WRITTEN INSTRUCTION: Show every line below where "обучения" can be found.

##########

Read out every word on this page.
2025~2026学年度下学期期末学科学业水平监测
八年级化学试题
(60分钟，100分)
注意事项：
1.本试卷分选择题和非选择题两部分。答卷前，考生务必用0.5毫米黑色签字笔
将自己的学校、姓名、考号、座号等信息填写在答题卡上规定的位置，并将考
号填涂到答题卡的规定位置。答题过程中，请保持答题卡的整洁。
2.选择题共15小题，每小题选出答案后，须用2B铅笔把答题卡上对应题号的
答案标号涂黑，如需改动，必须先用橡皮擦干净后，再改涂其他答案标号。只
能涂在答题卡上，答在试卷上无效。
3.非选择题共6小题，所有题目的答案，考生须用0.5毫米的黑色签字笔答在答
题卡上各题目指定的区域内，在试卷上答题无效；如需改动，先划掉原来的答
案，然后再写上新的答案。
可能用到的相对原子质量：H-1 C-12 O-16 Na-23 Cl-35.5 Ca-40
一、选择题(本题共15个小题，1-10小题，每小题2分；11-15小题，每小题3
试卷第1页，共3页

##########

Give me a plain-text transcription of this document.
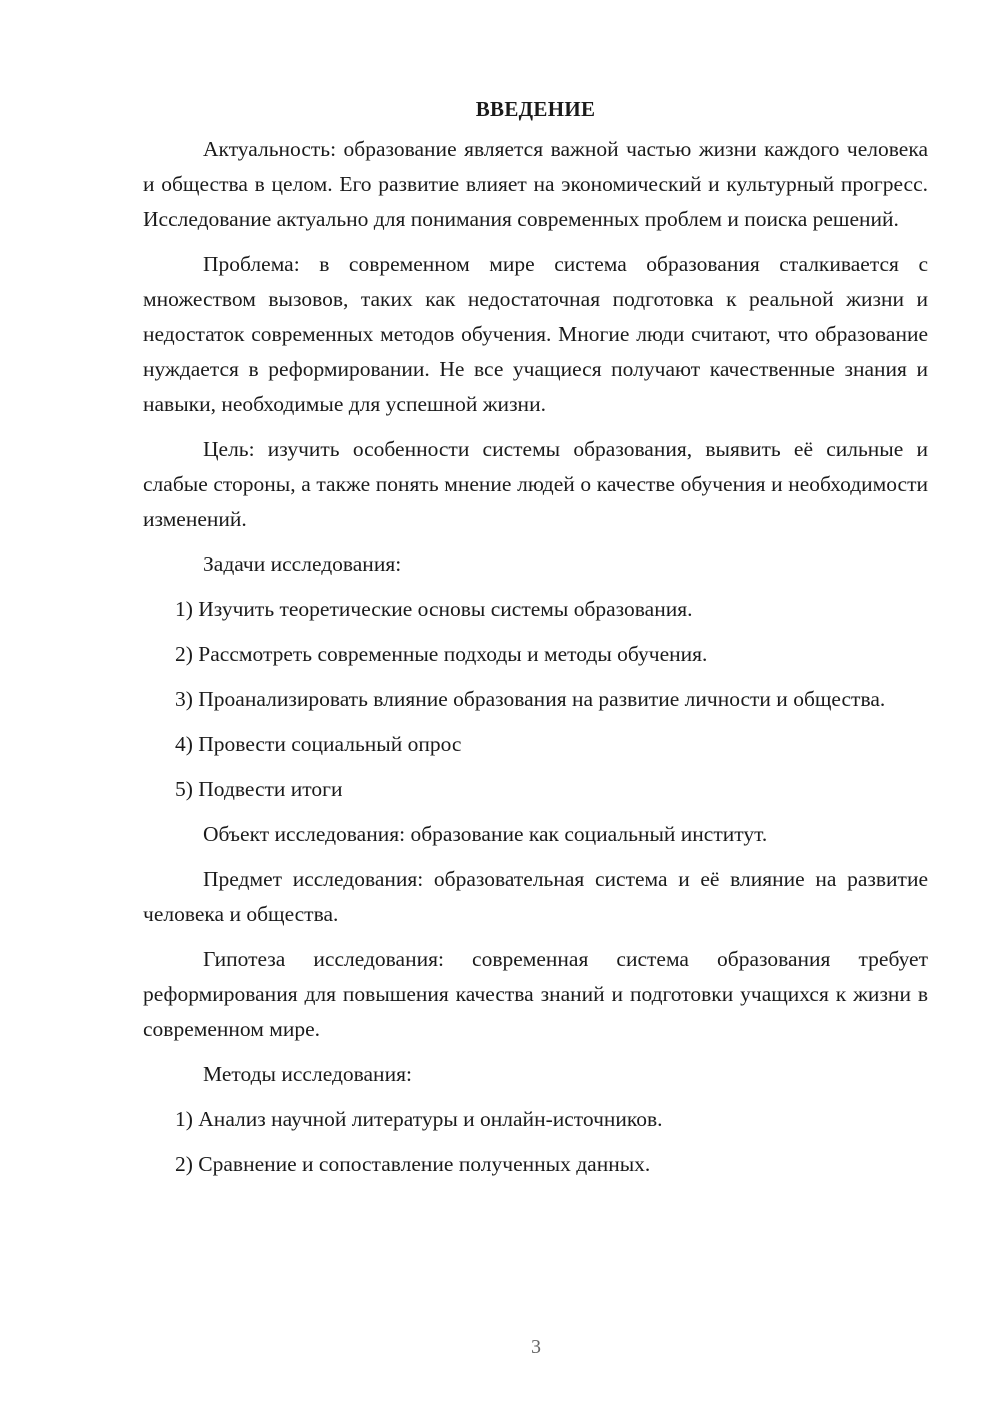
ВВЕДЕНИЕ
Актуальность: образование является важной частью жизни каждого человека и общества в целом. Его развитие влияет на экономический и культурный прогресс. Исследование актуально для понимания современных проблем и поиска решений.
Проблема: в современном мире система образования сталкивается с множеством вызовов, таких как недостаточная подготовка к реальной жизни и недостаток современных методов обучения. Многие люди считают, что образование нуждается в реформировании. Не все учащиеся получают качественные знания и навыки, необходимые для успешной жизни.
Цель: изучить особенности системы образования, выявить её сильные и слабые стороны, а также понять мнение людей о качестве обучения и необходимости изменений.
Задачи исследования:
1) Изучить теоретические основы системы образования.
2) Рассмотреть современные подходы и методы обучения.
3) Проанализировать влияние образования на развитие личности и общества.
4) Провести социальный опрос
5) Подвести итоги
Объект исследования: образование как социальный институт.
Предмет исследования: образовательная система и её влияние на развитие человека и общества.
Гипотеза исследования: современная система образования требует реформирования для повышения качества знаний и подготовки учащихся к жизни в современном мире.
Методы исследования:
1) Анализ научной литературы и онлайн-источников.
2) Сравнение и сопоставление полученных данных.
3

##########

ANSWER TO THIS EXERCISE:
Проблема: в современном мире система образования сталкивается с множеством вызовов, таких как недостаточная подготовка к реальной жизни и недостаток современных методов обучения. Многие люди считают, что образование нуждается в реформировании. Не все учащиеся получают качественные знания и навыки, необходимые для успешной жизни.
Цель: изучить особенности системы образования, выявить её сильные и слабые стороны, а также понять мнение людей о качестве обучения и необходимости изменений.
2) Рассмотреть современные подходы и методы обучения.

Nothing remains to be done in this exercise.